• PROBLEM STATEMENT
The records below must be duplicated exactly, character for character.

Stored data entries:
┌──

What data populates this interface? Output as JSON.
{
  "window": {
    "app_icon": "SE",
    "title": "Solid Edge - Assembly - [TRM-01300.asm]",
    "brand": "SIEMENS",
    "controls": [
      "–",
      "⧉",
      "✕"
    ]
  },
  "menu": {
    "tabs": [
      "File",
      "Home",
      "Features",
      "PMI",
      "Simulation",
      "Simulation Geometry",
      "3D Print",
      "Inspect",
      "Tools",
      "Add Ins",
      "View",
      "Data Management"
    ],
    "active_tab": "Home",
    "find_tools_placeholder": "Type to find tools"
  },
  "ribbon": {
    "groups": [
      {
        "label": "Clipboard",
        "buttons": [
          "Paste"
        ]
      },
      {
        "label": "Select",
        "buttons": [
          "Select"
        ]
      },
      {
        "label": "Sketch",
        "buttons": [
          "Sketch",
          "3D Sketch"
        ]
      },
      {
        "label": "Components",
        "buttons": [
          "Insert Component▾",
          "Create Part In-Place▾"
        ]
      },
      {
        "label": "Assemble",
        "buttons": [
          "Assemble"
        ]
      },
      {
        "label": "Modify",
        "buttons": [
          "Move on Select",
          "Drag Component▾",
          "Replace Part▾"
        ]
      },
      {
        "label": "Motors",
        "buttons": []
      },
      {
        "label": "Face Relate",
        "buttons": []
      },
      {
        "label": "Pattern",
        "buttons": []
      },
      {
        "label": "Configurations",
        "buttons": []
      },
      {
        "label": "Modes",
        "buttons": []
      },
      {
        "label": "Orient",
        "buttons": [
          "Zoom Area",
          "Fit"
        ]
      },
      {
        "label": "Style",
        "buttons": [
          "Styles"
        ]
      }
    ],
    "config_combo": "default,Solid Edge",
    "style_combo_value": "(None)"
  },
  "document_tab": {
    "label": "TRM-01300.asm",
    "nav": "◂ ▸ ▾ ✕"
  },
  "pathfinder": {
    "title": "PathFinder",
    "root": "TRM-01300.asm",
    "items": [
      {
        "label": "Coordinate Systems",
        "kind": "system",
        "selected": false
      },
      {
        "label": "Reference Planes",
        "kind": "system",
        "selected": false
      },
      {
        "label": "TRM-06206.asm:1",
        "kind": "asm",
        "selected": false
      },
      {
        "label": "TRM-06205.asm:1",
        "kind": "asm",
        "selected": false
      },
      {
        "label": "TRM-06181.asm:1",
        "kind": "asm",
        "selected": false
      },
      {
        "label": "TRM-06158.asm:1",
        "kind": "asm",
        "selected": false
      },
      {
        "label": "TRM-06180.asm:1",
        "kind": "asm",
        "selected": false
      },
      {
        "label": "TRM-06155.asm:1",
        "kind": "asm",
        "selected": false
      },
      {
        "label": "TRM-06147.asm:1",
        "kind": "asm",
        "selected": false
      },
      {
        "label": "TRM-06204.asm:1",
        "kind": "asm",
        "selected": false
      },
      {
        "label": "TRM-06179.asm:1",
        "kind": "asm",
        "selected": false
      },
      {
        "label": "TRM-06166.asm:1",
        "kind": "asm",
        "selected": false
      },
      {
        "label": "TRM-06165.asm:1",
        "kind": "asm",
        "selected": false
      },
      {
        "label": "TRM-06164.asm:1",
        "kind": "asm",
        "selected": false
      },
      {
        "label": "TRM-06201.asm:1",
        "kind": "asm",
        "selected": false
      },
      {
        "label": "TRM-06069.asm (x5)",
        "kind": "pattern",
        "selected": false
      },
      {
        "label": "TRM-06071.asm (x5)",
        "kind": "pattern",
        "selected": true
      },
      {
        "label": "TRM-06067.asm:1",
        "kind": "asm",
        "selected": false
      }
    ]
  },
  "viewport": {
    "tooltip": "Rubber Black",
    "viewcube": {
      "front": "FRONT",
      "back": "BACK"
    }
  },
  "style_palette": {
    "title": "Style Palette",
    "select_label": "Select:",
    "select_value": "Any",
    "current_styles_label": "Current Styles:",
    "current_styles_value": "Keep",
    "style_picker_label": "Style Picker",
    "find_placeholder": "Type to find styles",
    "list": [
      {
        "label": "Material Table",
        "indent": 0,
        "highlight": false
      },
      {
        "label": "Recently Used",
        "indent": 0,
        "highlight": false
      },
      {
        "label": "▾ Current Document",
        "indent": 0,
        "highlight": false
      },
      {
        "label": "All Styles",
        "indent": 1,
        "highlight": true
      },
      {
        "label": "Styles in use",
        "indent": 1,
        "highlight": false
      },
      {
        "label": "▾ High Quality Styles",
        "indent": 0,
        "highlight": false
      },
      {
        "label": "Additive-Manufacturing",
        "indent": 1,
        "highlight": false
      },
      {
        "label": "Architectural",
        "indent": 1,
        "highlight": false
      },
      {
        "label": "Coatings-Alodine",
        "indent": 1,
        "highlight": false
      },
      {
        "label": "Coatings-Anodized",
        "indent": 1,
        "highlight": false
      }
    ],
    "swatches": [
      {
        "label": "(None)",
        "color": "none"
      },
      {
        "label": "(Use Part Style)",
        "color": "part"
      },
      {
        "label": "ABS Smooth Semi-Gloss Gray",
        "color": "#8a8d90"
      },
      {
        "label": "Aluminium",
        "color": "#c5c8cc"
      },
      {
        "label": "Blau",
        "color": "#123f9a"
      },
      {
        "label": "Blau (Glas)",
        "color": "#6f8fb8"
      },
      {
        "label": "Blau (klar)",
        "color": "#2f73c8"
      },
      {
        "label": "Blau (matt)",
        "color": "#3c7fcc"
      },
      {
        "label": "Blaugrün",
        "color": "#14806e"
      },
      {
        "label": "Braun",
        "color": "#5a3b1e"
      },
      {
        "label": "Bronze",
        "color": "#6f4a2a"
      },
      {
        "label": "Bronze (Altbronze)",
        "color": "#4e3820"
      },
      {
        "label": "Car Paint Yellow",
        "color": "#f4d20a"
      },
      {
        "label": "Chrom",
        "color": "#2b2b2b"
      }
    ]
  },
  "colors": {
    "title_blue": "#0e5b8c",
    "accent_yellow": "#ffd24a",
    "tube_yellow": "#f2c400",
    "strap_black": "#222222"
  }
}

└──

• RESULT OF THIS TASK
What data populates this interface? Output as JSON.
{
  "window": {
    "app_icon": "SE",
    "title": "Solid Edge - Assembly - [TRM-01300.asm]",
    "brand": "SIEMENS",
    "controls": [
      "–",
      "⧉",
      "✕"
    ]
  },
  "menu": {
    "tabs": [
      "File",
      "Home",
      "Features",
      "PMI",
      "Simulation",
      "Simulation Geometry",
      "3D Print",
      "Inspect",
      "Tools",
      "Add Ins",
      "View",
      "Data Management"
    ],
    "active_tab": "Home",
    "find_tools_placeholder": "Type to find tools"
  },
  "ribbon": {
    "groups": [
      {
        "label": "Clipboard",
        "buttons": [
          "Paste"
        ]
      },
      {
        "label": "Select",
        "buttons": [
          "Select"
        ]
      },
      {
        "label": "Sketch",
        "buttons": [
          "Sketch",
          "3D Sketch"
        ]
      },
      {
        "label": "Components",
        "buttons": [
          "Insert Component▾",
          "Create Part In-Place▾"
        ]
      },
      {
        "label": "Assemble",
        "buttons": [
          "Assemble"
        ]
      },
      {
        "label": "Modify",
        "buttons": [
          "Move on Select",
          "Drag Component▾",
          "Replace Part▾"
        ]
      },
      {
        "label": "Motors",
        "buttons": []
      },
      {
        "label": "Face Relate",
        "buttons": []
      },
      {
        "label": "Pattern",
        "buttons": []
      },
      {
        "label": "Configurations",
        "buttons": []
      },
      {
        "label": "Modes",
        "buttons": []
      },
      {
        "label": "Orient",
        "buttons": [
          "Zoom Area",
          "Fit"
        ]
      },
      {
        "label": "Style",
        "buttons": [
          "Styles"
        ]
      }
    ],
    "config_combo": "default,Solid Edge",
    "style_combo_value": "(None)"
  },
  "document_tab": {
    "label": "TRM-01300.asm",
    "nav": "◂ ▸ ▾ ✕"
  },
  "pathfinder": {
    "title": "PathFinder",
    "root": "TRM-01300.asm",
    "items": [
      {
        "label": "Coordinate Systems",
        "kind": "system",
        "selected": false
      },
      {
        "label": "Reference Planes",
        "kind": "system",
        "selected": false
      },
      {
        "label": "TRM-06206.asm:1",
        "kind": "asm",
        "selected": false
      },
      {
        "label": "TRM-06205.asm:1",
        "kind": "asm",
        "selected": false
      },
      {
        "label": "TRM-06181.asm:1",
        "kind": "asm",
        "selected": false
      },
      {
        "label": "TRM-06158.asm:1",
        "kind": "asm",
        "selected": false
      },
      {
        "label": "TRM-06180.asm:1",
        "kind": "asm",
        "selected": false
      },
      {
        "label": "TRM-06155.asm:1",
        "kind": "asm",
        "selected": false
      },
      {
        "label": "TRM-06147.asm:1",
        "kind": "asm",
        "selected": false
      },
      {
        "label": "TRM-06204.asm:1",
        "kind": "asm",
        "selected": false
      },
      {
        "label": "TRM-06179.asm:1",
        "kind": "asm",
        "selected": false
      },
      {
        "label": "TRM-06166.asm:1",
        "kind": "asm",
        "selected": false
      },
      {
        "label": "TRM-06165.asm:1",
        "kind": "asm",
        "selected": false
      },
      {
        "label": "TRM-06164.asm:1",
        "kind": "asm",
        "selected": false
      },
      {
        "label": "TRM-06201.asm:1",
        "kind": "asm",
        "selected": false
      },
      {
        "label": "TRM-06069.asm (x5)",
        "kind": "pattern",
        "selected": false
      },
      {
        "label": "TRM-06071.asm (x5)",
        "kind": "pattern",
        "selected": true
      },
      {
        "label": "TRM-06067.asm:1",
        "kind": "asm",
        "selected": false
      }
    ]
  },
  "viewport": {
    "tooltip": "Rubber Black",
    "viewcube": {
      "front": "FRONT",
      "back": "BACK"
    }
  },
  "style_palette": {
    "title": "Style Palette",
    "select_label": "Select:",
    "select_value": "Any",
    "current_styles_label": "Current Styles:",
    "current_styles_value": "Keep",
    "style_picker_label": "Style Picker",
    "find_placeholder": "Type to find styles",
    "list": [
      {
        "label": "Material Table",
        "indent": 0,
        "highlight": false
      },
      {
        "label": "Recently Used",
        "indent": 0,
        "highlight": false
      },
      {
        "label": "▾ Current Document",
        "indent": 0,
        "highlight": false
      },
      {
        "label": "All Styles",
        "indent": 1,
        "highlight": true
      },
      {
        "label": "Styles in use",
        "indent": 1,
        "highlight": false
      },
      {
        "label": "▾ High Quality Styles",
        "indent": 0,
        "highlight": false
      },
      {
        "label": "Additive-Manufacturing",
        "indent": 1,
        "highlight": false
      },
      {
        "label": "Architectural",
        "indent": 1,
        "highlight": false
      },
      {
        "label": "Coatings-Alodine",
        "indent": 1,
        "highlight": false
      },
      {
        "label": "Coatings-Anodized",
        "indent": 1,
        "highlight": false
      }
    ],
    "swatches": [
      {
        "label": "(None)",
        "color": "none"
      },
      {
        "label": "(Use Part Style)",
        "color": "part"
      },
      {
        "label": "ABS Smooth Semi-Gloss Gray",
        "color": "#8a8d90"
      },
      {
        "label": "Aluminium",
        "color": "#c5c8cc"
      },
      {
        "label": "Blau",
        "color": "#123f9a"
      },
      {
        "label": "Blau (Glas)",
        "color": "#6f8fb8"
      },
      {
        "label": "Blau (klar)",
        "color": "#2f73c8"
      },
      {
        "label": "Blau (matt)",
        "color": "#3c7fcc"
      },
      {
        "label": "Blaugrün",
        "color": "#14806e"
      },
      {
        "label": "Braun",
        "color": "#5a3b1e"
      },
      {
        "label": "Bronze",
        "color": "#6f4a2a"
      },
      {
        "label": "Bronze (Altbronze)",
        "color": "#4e3820"
      },
      {
        "label": "Car Paint Yellow",
        "color": "#f4d20a"
      },
      {
        "label": "Chrom",
        "color": "#2b2b2b"
      }
    ]
  },
  "colors": {
    "title_blue": "#0e5b8c",
    "accent_yellow": "#ffd24a",
    "tube_yellow": "#f2c400",
    "strap_black": "#222222"
  }
}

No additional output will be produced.